• TASK REQUIREMENTS
Find the line that contains "Reverse-engineer this chart into JSON." in the entries below. Restate it and every line after it, word for word, with no pictures.
** Begin RECORDED DATA **
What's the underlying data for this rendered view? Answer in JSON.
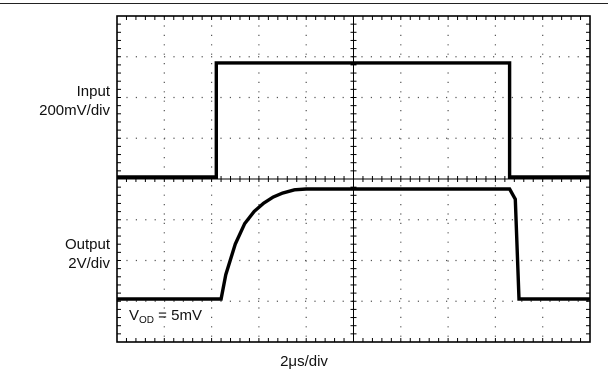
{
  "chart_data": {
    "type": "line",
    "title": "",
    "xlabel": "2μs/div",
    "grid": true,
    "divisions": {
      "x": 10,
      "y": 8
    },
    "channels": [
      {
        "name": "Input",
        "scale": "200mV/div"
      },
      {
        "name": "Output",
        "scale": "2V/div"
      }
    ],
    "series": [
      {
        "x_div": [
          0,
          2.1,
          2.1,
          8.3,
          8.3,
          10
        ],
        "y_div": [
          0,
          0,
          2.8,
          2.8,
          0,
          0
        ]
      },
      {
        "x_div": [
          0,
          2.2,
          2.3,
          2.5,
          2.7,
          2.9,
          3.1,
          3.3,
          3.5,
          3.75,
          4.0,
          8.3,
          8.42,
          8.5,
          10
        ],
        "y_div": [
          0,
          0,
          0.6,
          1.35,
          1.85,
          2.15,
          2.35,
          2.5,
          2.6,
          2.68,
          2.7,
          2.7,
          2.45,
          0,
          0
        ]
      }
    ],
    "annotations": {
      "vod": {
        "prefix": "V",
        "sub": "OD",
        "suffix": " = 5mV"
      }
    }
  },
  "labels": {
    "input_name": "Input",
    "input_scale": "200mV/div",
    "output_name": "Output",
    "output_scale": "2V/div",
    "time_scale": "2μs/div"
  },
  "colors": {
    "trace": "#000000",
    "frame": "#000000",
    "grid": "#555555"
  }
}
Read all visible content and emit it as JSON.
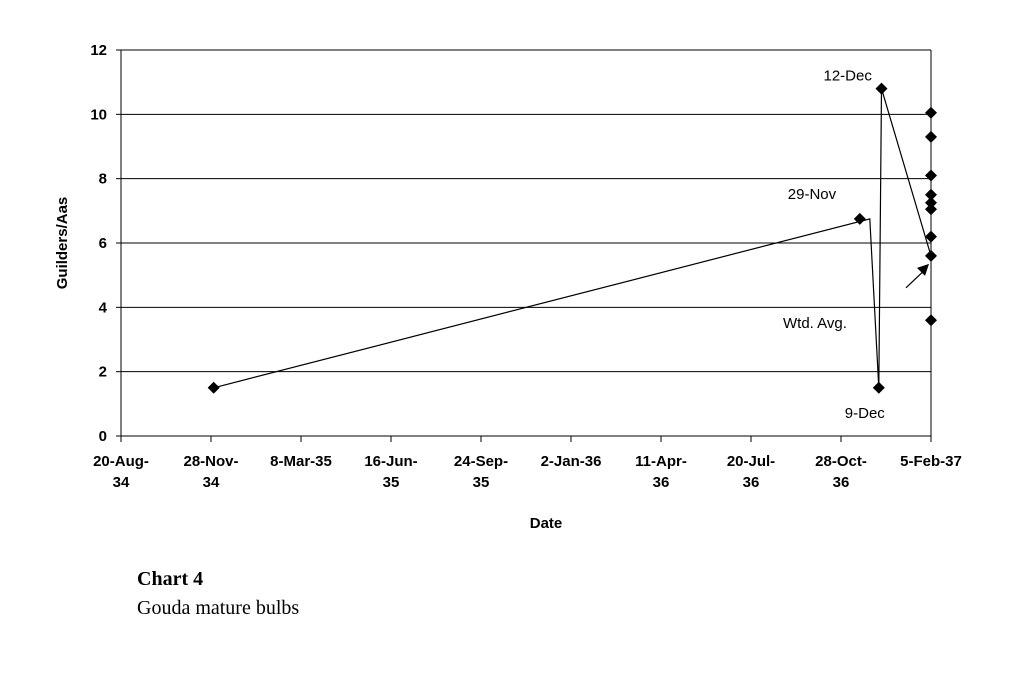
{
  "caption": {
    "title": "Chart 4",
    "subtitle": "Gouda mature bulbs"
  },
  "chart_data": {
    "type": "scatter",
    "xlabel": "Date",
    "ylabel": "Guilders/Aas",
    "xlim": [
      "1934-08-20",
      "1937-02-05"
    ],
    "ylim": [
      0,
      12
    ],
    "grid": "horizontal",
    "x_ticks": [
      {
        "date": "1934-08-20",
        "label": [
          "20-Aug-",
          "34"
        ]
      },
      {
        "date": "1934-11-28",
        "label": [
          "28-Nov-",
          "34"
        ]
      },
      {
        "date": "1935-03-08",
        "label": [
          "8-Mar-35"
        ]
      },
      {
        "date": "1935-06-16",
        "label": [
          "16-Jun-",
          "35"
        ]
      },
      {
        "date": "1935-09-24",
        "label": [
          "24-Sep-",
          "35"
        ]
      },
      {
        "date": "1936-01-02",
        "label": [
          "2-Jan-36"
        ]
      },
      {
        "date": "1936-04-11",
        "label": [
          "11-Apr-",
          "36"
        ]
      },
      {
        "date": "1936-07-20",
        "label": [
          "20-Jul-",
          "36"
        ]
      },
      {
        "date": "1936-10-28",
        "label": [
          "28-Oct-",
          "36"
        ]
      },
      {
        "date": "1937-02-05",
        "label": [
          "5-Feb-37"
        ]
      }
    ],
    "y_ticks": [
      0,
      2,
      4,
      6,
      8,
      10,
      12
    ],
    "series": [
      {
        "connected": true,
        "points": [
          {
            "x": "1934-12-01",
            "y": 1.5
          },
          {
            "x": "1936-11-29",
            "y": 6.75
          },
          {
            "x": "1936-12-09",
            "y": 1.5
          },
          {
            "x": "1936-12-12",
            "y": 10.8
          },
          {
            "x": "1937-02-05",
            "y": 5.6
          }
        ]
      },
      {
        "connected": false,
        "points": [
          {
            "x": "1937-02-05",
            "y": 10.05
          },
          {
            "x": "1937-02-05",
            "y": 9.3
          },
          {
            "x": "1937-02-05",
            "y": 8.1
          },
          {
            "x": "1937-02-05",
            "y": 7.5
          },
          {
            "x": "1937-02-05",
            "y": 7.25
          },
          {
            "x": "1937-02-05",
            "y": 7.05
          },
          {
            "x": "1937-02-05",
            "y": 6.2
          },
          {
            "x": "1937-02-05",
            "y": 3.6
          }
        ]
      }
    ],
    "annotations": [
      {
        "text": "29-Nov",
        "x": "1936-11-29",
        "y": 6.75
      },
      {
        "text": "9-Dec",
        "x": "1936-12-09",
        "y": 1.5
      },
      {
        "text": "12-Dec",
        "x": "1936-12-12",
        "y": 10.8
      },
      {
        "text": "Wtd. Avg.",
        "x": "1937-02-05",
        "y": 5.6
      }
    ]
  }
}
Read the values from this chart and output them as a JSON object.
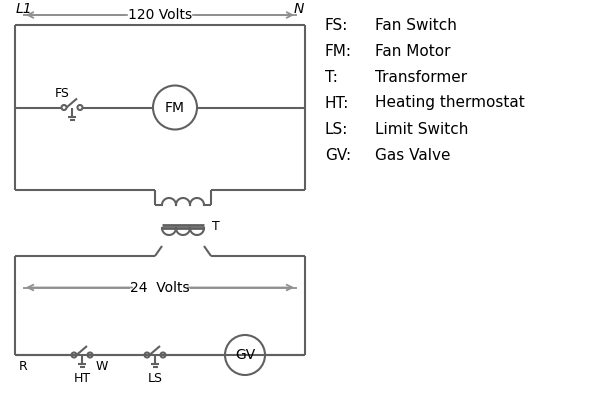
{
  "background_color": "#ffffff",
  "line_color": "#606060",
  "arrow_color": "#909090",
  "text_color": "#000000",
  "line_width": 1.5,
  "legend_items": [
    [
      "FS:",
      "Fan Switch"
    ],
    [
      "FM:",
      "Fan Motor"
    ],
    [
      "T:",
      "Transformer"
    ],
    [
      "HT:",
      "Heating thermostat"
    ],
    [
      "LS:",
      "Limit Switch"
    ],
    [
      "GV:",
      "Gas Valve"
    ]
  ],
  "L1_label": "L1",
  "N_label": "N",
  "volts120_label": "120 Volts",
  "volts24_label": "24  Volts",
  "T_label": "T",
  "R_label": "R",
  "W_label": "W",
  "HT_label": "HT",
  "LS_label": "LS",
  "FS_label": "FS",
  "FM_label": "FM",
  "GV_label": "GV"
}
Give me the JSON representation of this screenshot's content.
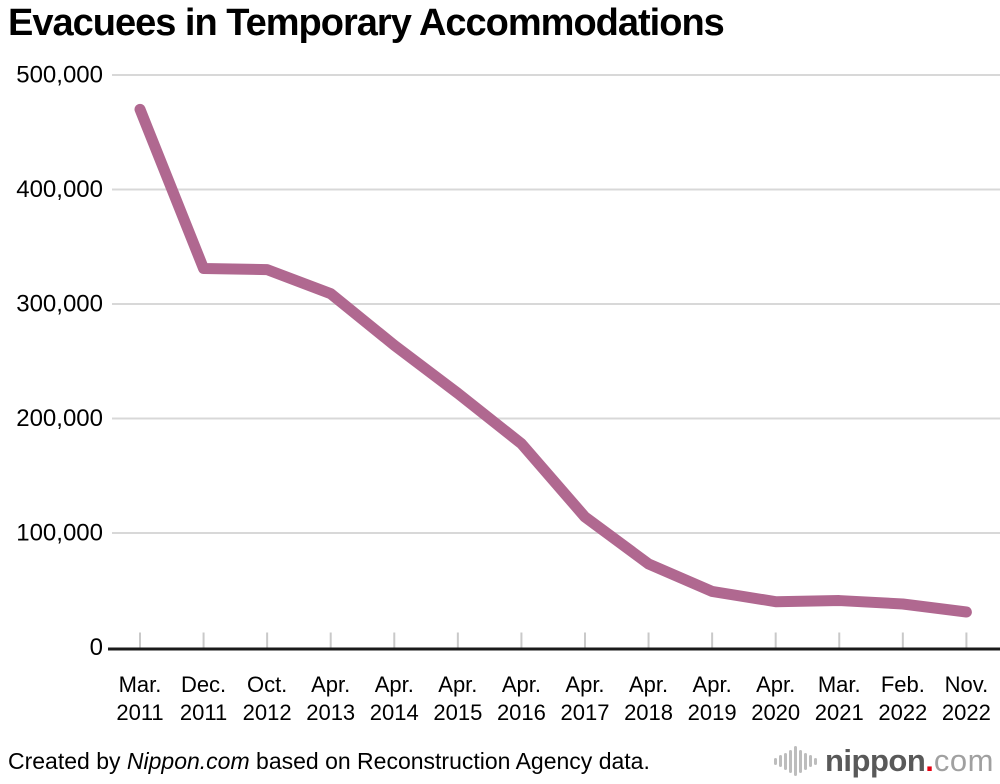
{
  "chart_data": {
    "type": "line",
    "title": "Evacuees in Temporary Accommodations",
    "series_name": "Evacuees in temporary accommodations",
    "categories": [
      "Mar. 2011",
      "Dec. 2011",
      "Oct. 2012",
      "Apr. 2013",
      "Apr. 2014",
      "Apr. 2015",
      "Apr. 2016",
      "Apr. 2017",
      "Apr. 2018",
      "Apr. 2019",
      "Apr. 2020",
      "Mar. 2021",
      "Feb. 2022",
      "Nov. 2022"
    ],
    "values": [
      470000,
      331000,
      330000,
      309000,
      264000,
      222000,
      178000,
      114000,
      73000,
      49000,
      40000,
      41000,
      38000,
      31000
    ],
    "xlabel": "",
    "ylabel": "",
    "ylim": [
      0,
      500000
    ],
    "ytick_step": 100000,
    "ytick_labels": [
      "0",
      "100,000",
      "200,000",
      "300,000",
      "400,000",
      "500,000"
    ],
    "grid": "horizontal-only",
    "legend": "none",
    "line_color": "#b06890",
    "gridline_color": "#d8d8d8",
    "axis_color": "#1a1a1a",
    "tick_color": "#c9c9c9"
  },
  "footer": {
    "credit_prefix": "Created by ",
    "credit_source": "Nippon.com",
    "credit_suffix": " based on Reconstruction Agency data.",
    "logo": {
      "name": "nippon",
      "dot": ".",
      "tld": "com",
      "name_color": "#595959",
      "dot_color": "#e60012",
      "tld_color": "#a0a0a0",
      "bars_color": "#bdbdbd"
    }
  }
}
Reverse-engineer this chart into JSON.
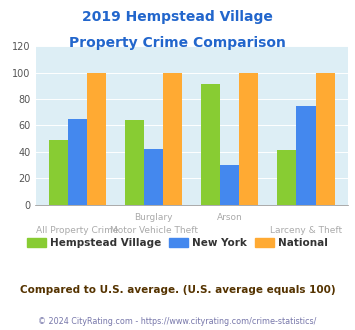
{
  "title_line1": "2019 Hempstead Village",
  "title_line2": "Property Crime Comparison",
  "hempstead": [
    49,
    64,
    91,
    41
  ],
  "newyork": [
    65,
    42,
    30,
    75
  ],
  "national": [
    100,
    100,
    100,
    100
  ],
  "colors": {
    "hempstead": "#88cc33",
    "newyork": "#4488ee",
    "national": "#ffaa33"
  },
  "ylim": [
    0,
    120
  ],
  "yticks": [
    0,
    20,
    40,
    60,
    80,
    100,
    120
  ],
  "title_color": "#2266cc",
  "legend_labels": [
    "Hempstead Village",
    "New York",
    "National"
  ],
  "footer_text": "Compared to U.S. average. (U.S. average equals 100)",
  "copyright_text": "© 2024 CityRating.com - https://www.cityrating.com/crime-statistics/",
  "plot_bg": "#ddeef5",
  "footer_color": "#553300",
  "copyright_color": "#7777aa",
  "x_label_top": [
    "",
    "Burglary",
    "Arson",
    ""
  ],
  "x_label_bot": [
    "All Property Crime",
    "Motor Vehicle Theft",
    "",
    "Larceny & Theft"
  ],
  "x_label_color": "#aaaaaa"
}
** End RECORDED DATA **
• THE RESULT
Reverse-engineer this chart into JSON.
{
  "title_line1": "2019 Hempstead Village",
  "title_line2": "Property Crime Comparison",
  "hempstead": [
    49,
    64,
    91,
    41
  ],
  "newyork": [
    65,
    42,
    30,
    75
  ],
  "national": [
    100,
    100,
    100,
    100
  ],
  "colors": {
    "hempstead": "#88cc33",
    "newyork": "#4488ee",
    "national": "#ffaa33"
  },
  "ylim": [
    0,
    120
  ],
  "yticks": [
    0,
    20,
    40,
    60,
    80,
    100,
    120
  ],
  "title_color": "#2266cc",
  "legend_labels": [
    "Hempstead Village",
    "New York",
    "National"
  ],
  "footer_text": "Compared to U.S. average. (U.S. average equals 100)",
  "copyright_text": "© 2024 CityRating.com - https://www.cityrating.com/crime-statistics/",
  "plot_bg": "#ddeef5",
  "footer_color": "#553300",
  "copyright_color": "#7777aa",
  "x_label_top": [
    "",
    "Burglary",
    "Arson",
    ""
  ],
  "x_label_bot": [
    "All Property Crime",
    "Motor Vehicle Theft",
    "",
    "Larceny & Theft"
  ],
  "x_label_color": "#aaaaaa"
}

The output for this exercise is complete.